> **INSTRUCTIONS TO FOLLOW**: Copy out all the lines exactly. Omit pictures.

[Records about charts and figures]

* * * * *

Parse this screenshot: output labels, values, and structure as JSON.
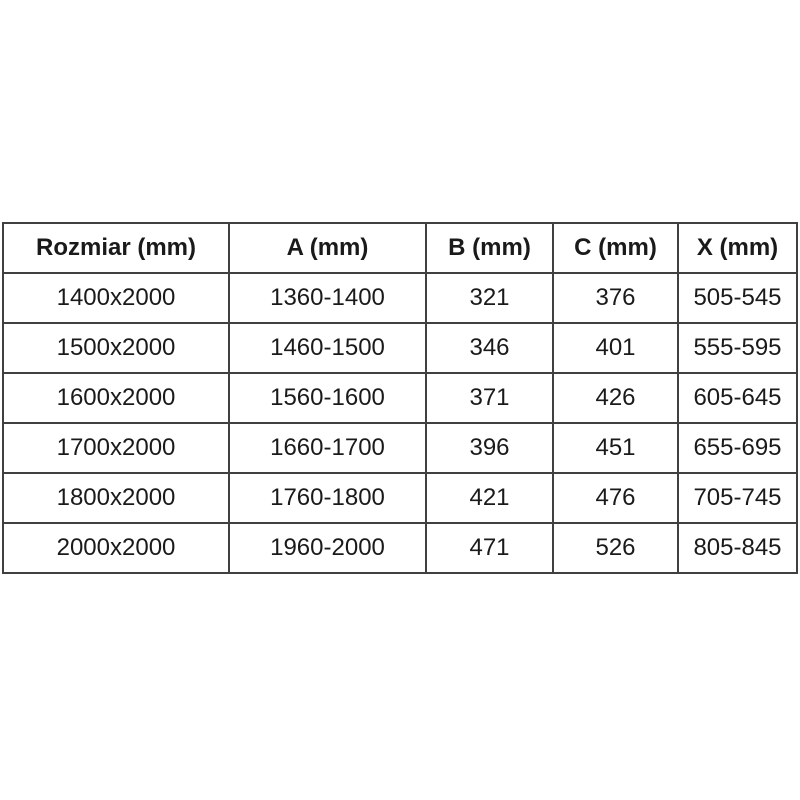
{
  "table": {
    "title": "size-dimension-table",
    "border_color": "#404040",
    "text_color": "#1a1a1a",
    "background_color": "#ffffff",
    "headers": {
      "rozmiar": "Rozmiar (mm)",
      "a": "A (mm)",
      "b": "B (mm)",
      "c": "C (mm)",
      "x": "X (mm)"
    },
    "rows": [
      [
        "1400x2000",
        "1360-1400",
        "321",
        "376",
        "505-545"
      ],
      [
        "1500x2000",
        "1460-1500",
        "346",
        "401",
        "555-595"
      ],
      [
        "1600x2000",
        "1560-1600",
        "371",
        "426",
        "605-645"
      ],
      [
        "1700x2000",
        "1660-1700",
        "396",
        "451",
        "655-695"
      ],
      [
        "1800x2000",
        "1760-1800",
        "421",
        "476",
        "705-745"
      ],
      [
        "2000x2000",
        "1960-2000",
        "471",
        "526",
        "805-845"
      ]
    ]
  }
}
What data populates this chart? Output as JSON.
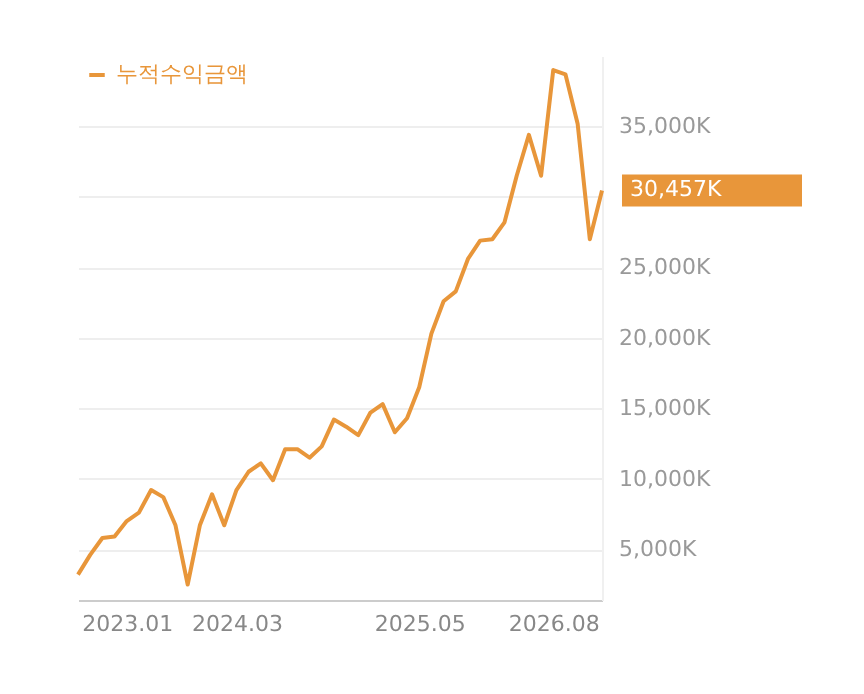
{
  "chart_data": {
    "type": "line",
    "categories": [
      null,
      null,
      null,
      null,
      "2023.01",
      null,
      null,
      null,
      null,
      null,
      null,
      null,
      null,
      "2024.03",
      null,
      null,
      null,
      null,
      null,
      null,
      null,
      null,
      null,
      null,
      null,
      null,
      null,
      null,
      "2025.05",
      null,
      null,
      null,
      null,
      null,
      null,
      null,
      null,
      null,
      null,
      "2026.08",
      null,
      null,
      null,
      null
    ],
    "series": [
      {
        "name": "누적수익금액",
        "color": "#e8963a",
        "values": [
          3200,
          4600,
          5800,
          5900,
          7000,
          7600,
          9200,
          8700,
          6700,
          2500,
          6700,
          8900,
          6700,
          9200,
          10500,
          11100,
          9900,
          12100,
          12100,
          11500,
          12300,
          14200,
          13700,
          13100,
          14700,
          15300,
          13300,
          14300,
          16500,
          20300,
          22600,
          23300,
          25600,
          26900,
          27000,
          28200,
          31500,
          34400,
          31500,
          39000,
          38700,
          35200,
          27000,
          30457
        ]
      }
    ],
    "ylim": [
      1400,
      40000
    ],
    "yticks": [
      {
        "value": 5000,
        "label": "5,000K"
      },
      {
        "value": 10000,
        "label": "10,000K"
      },
      {
        "value": 15000,
        "label": "15,000K"
      },
      {
        "value": 20000,
        "label": "20,000K"
      },
      {
        "value": 25000,
        "label": "25,000K"
      },
      {
        "value": 30000,
        "label": null
      },
      {
        "value": 35000,
        "label": "35,000K"
      }
    ],
    "annotations": [
      "30,457K"
    ],
    "grid": "y",
    "legend": "top left",
    "marker": "none",
    "line_style": "solid"
  }
}
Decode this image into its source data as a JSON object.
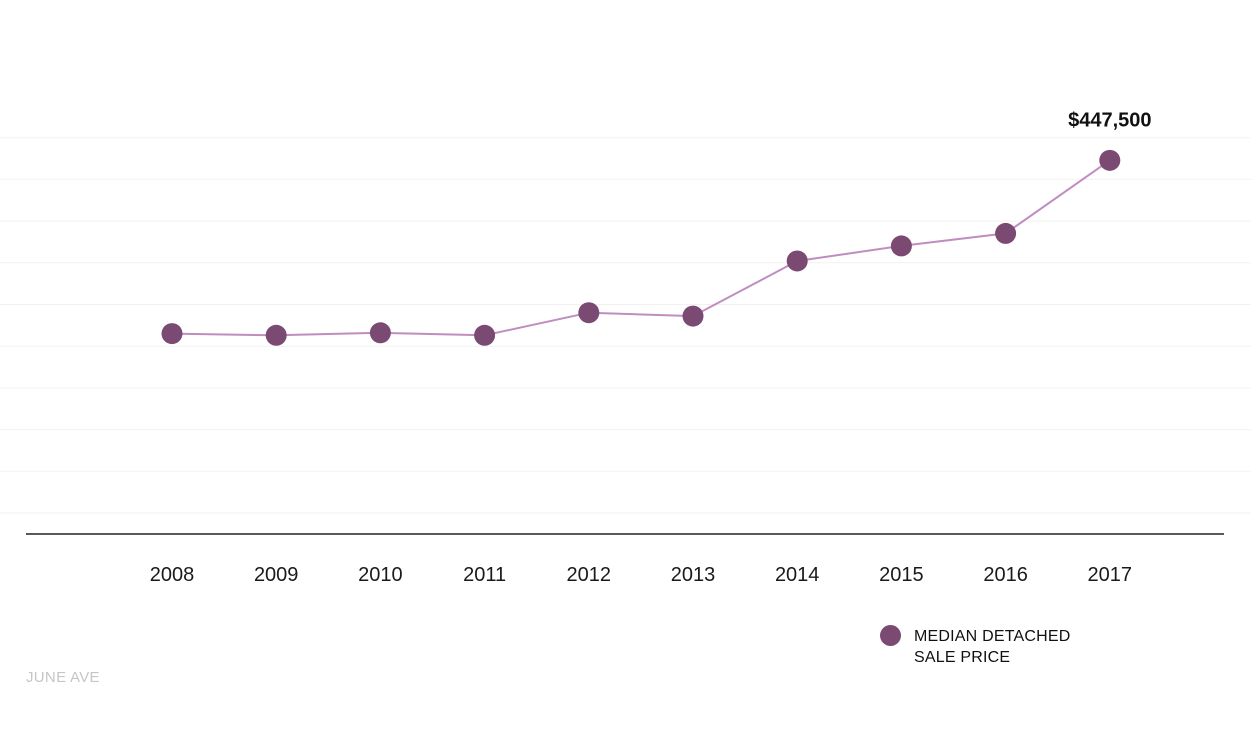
{
  "chart_data": {
    "type": "line",
    "title": "",
    "xlabel": "",
    "ylabel": "",
    "x": [
      "2008",
      "2009",
      "2010",
      "2011",
      "2012",
      "2013",
      "2014",
      "2015",
      "2016",
      "2017"
    ],
    "series": [
      {
        "name": "MEDIAN DETACHED SALE PRICE",
        "values": [
          240000,
          238000,
          241000,
          238000,
          265000,
          261000,
          327000,
          345000,
          360000,
          447500
        ]
      }
    ],
    "annotation": {
      "x": "2017",
      "text": "$447,500"
    },
    "ylim": [
      0,
      1000000
    ],
    "grid": true,
    "legend": "bottom-right",
    "colors": {
      "marker": "#7a4a72",
      "line": "#c08dc0",
      "axis": "#222222",
      "grid": "#f2f2f2"
    }
  },
  "legend": {
    "line1": "MEDIAN DETACHED",
    "line2": "SALE PRICE"
  },
  "watermark": "JUNE AVE"
}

* * * * *

> **SOLUTION FOR THIS EXERCISE**:
Parse this screenshot: output labels, values, and structure as JSON.
{
  "table": {
    "title": "size-dimension-table",
    "border_color": "#404040",
    "text_color": "#1a1a1a",
    "background_color": "#ffffff",
    "headers": {
      "rozmiar": "Rozmiar (mm)",
      "a": "A (mm)",
      "b": "B (mm)",
      "c": "C (mm)",
      "x": "X (mm)"
    },
    "rows": [
      [
        "1400x2000",
        "1360-1400",
        "321",
        "376",
        "505-545"
      ],
      [
        "1500x2000",
        "1460-1500",
        "346",
        "401",
        "555-595"
      ],
      [
        "1600x2000",
        "1560-1600",
        "371",
        "426",
        "605-645"
      ],
      [
        "1700x2000",
        "1660-1700",
        "396",
        "451",
        "655-695"
      ],
      [
        "1800x2000",
        "1760-1800",
        "421",
        "476",
        "705-745"
      ],
      [
        "2000x2000",
        "1960-2000",
        "471",
        "526",
        "805-845"
      ]
    ]
  }
}
What data populates this chart? Output as JSON.
{
  "chart_data": {
    "type": "line",
    "categories": [
      null,
      null,
      null,
      null,
      "2023.01",
      null,
      null,
      null,
      null,
      null,
      null,
      null,
      null,
      "2024.03",
      null,
      null,
      null,
      null,
      null,
      null,
      null,
      null,
      null,
      null,
      null,
      null,
      null,
      null,
      "2025.05",
      null,
      null,
      null,
      null,
      null,
      null,
      null,
      null,
      null,
      null,
      "2026.08",
      null,
      null,
      null,
      null
    ],
    "series": [
      {
        "name": "누적수익금액",
        "color": "#e8963a",
        "values": [
          3200,
          4600,
          5800,
          5900,
          7000,
          7600,
          9200,
          8700,
          6700,
          2500,
          6700,
          8900,
          6700,
          9200,
          10500,
          11100,
          9900,
          12100,
          12100,
          11500,
          12300,
          14200,
          13700,
          13100,
          14700,
          15300,
          13300,
          14300,
          16500,
          20300,
          22600,
          23300,
          25600,
          26900,
          27000,
          28200,
          31500,
          34400,
          31500,
          39000,
          38700,
          35200,
          27000,
          30457
        ]
      }
    ],
    "ylim": [
      1400,
      40000
    ],
    "yticks": [
      {
        "value": 5000,
        "label": "5,000K"
      },
      {
        "value": 10000,
        "label": "10,000K"
      },
      {
        "value": 15000,
        "label": "15,000K"
      },
      {
        "value": 20000,
        "label": "20,000K"
      },
      {
        "value": 25000,
        "label": "25,000K"
      },
      {
        "value": 30000,
        "label": null
      },
      {
        "value": 35000,
        "label": "35,000K"
      }
    ],
    "annotations": [
      "30,457K"
    ],
    "grid": "y",
    "legend": "top left",
    "marker": "none",
    "line_style": "solid"
  }
}
Decode this image into its source data as a JSON object.
{
  "chart_data": {
    "type": "line",
    "title": "",
    "xlabel": "",
    "ylabel": "",
    "x": [
      "2008",
      "2009",
      "2010",
      "2011",
      "2012",
      "2013",
      "2014",
      "2015",
      "2016",
      "2017"
    ],
    "series": [
      {
        "name": "MEDIAN DETACHED SALE PRICE",
        "values": [
          240000,
          238000,
          241000,
          238000,
          265000,
          261000,
          327000,
          345000,
          360000,
          447500
        ]
      }
    ],
    "annotation": {
      "x": "2017",
      "text": "$447,500"
    },
    "ylim": [
      0,
      1000000
    ],
    "grid": true,
    "legend": "bottom-right",
    "colors": {
      "marker": "#7a4a72",
      "line": "#c08dc0",
      "axis": "#222222",
      "grid": "#f2f2f2"
    }
  },
  "legend": {
    "line1": "MEDIAN DETACHED",
    "line2": "SALE PRICE"
  },
  "watermark": "JUNE AVE"
}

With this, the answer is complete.